Records that describe figures:

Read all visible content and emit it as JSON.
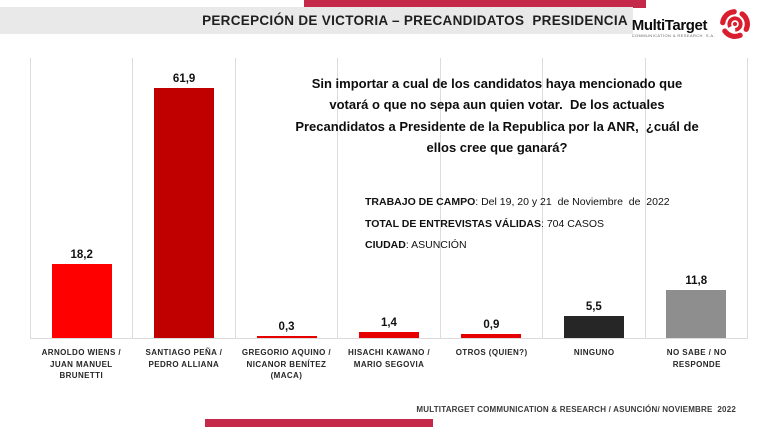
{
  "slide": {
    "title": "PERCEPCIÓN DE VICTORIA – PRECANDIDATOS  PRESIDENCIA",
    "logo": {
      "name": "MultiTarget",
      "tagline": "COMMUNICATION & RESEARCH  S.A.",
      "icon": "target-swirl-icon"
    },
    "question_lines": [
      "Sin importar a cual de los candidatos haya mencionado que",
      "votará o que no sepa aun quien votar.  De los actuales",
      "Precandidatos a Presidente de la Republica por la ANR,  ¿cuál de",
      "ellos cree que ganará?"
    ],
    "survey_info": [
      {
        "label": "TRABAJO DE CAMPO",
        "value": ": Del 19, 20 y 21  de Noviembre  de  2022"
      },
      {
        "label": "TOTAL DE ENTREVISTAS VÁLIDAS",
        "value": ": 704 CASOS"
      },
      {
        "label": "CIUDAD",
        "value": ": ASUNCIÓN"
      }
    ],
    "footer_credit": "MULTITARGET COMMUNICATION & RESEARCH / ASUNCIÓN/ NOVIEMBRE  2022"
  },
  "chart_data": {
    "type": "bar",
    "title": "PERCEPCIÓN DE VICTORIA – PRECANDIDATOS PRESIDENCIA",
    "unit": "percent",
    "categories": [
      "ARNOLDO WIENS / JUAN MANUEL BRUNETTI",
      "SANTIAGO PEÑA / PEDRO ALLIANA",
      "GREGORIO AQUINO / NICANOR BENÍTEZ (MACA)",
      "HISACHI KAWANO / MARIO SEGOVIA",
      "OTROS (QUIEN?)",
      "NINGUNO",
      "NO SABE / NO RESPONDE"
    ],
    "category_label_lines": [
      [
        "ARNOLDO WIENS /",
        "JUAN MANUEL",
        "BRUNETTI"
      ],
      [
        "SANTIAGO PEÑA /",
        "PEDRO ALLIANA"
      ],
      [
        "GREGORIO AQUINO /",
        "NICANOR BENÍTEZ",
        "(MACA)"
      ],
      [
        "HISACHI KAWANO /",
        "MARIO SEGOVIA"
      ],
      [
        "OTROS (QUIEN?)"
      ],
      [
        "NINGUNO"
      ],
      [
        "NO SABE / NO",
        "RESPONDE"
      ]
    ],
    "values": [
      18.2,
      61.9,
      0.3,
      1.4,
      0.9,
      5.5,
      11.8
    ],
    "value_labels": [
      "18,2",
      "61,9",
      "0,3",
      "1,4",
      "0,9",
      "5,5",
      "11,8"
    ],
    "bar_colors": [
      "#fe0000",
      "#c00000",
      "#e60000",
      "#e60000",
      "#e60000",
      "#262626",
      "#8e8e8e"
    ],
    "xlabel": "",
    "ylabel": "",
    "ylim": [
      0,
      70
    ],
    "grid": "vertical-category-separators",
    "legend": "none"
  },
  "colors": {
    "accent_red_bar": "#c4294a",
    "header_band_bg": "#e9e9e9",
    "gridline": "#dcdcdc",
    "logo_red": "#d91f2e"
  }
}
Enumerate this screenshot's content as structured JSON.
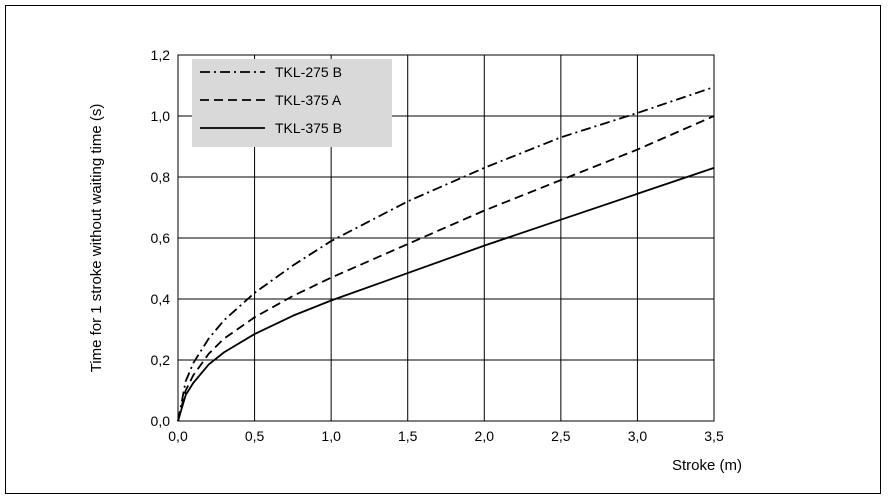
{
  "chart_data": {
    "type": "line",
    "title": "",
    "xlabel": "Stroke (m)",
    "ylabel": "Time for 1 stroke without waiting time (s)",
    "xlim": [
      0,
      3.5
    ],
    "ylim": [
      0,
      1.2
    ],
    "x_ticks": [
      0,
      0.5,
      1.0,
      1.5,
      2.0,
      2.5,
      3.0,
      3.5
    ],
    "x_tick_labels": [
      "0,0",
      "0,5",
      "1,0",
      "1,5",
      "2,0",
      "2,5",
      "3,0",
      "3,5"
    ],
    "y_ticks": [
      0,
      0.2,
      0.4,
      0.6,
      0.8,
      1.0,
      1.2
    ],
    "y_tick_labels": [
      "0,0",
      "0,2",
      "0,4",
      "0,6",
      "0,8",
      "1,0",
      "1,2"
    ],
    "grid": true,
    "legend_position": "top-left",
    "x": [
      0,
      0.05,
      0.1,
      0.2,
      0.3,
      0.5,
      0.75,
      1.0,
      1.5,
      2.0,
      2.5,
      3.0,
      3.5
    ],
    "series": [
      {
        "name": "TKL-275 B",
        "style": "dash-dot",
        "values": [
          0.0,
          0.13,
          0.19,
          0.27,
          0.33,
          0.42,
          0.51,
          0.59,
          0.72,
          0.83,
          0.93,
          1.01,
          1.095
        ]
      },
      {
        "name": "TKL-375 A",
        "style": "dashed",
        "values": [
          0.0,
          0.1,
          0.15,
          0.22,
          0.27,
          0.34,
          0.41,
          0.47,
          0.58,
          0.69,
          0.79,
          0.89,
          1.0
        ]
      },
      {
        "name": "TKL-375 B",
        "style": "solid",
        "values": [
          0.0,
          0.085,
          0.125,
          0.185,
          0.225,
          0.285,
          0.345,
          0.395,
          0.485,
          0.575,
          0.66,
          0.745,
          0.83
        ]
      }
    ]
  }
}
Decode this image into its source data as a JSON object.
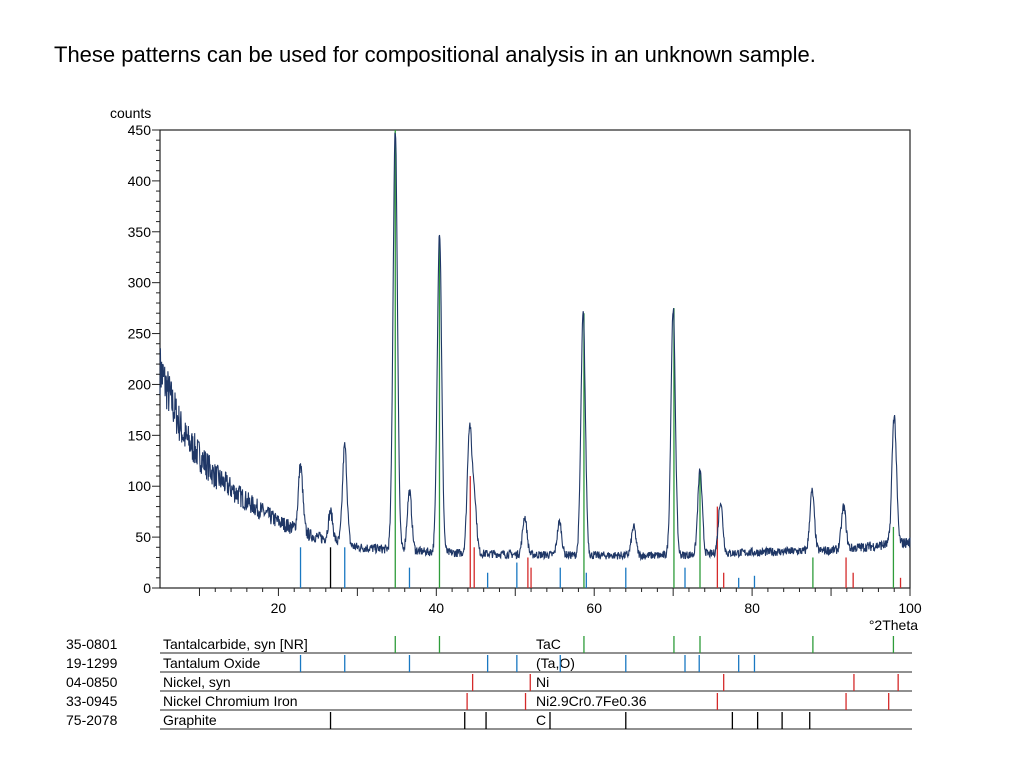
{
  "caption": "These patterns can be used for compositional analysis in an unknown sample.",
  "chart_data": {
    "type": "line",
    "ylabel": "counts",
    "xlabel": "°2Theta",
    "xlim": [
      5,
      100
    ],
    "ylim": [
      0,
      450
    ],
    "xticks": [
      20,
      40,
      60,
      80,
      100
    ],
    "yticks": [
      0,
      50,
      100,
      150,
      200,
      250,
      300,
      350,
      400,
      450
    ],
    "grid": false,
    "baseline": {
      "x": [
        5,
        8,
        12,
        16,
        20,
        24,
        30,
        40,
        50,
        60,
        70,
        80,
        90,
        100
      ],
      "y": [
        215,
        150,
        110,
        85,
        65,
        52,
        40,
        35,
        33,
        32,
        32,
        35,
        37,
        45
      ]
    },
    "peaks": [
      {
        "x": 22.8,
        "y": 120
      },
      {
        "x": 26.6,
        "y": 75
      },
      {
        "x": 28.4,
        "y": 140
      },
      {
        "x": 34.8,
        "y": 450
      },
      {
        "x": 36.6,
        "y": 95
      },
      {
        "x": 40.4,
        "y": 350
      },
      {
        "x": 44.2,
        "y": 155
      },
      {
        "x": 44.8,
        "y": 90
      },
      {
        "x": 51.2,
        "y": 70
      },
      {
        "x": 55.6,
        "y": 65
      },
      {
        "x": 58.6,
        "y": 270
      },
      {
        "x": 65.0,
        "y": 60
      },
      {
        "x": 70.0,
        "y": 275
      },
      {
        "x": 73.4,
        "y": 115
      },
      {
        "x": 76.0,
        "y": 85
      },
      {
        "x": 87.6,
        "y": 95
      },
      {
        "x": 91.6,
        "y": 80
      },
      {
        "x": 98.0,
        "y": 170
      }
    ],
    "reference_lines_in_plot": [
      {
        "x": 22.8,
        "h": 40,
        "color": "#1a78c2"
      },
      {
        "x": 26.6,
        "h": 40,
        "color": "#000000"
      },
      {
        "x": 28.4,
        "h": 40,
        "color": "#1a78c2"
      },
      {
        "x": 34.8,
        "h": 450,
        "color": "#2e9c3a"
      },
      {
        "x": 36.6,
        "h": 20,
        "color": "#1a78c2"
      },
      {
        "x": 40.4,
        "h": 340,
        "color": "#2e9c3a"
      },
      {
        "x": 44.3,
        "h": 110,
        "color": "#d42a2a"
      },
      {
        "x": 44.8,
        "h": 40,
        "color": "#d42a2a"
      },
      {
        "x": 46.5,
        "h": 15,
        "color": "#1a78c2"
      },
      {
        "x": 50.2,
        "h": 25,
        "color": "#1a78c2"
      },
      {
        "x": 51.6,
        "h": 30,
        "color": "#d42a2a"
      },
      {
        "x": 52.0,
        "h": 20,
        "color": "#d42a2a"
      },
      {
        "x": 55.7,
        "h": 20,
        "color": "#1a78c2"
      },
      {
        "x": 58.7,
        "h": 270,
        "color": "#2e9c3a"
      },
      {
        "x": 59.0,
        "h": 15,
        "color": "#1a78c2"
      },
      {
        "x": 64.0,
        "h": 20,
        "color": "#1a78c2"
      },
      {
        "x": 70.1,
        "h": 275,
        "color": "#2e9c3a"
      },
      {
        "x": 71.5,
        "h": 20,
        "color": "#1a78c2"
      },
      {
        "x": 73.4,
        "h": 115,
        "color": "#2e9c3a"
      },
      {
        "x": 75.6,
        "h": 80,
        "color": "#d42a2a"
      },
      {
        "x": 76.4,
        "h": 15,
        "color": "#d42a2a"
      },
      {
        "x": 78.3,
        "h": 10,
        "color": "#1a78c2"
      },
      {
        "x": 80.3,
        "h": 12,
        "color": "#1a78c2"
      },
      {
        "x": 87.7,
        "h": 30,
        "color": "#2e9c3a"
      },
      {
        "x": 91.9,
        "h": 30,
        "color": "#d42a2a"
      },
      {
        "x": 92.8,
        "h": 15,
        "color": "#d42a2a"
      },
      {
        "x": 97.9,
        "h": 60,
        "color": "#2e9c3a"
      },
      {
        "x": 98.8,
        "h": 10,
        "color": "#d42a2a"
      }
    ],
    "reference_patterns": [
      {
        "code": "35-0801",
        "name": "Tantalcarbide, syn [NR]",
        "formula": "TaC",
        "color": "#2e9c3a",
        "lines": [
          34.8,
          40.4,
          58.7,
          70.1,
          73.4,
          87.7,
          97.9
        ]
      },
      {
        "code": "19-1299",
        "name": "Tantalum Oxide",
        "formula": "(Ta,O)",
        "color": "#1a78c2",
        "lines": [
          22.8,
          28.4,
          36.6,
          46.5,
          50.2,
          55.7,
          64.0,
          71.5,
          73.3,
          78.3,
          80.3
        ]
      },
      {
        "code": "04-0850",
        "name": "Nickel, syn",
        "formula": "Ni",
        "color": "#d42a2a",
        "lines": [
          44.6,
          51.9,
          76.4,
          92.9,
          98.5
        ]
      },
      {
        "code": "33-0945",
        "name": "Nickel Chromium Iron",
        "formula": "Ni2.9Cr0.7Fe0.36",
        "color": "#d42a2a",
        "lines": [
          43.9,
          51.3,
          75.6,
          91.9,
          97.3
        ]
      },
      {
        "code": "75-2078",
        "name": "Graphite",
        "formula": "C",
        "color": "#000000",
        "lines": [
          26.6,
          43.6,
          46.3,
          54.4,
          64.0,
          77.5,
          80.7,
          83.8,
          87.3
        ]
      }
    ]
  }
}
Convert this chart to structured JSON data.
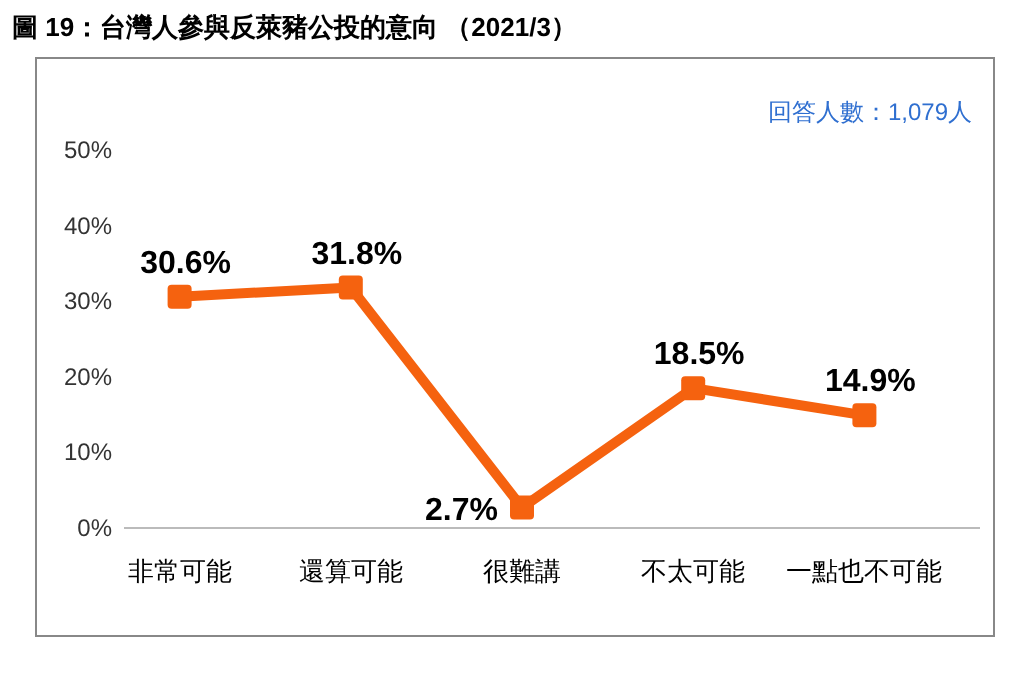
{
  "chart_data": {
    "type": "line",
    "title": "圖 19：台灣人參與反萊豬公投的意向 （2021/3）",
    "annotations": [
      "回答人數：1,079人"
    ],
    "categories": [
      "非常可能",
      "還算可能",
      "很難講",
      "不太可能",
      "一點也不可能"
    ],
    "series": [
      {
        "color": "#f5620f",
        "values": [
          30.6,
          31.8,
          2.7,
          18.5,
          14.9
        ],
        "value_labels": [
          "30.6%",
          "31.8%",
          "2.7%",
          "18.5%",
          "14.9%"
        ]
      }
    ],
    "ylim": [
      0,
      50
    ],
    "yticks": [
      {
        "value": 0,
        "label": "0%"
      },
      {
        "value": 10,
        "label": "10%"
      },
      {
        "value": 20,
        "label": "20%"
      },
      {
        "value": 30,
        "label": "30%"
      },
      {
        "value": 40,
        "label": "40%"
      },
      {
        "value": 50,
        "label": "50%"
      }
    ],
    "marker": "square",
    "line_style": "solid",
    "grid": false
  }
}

JOB: Check every line of the material for the string "PEDRO" and give the number of lines that have it, without anything else.

FINISHED TASK: 2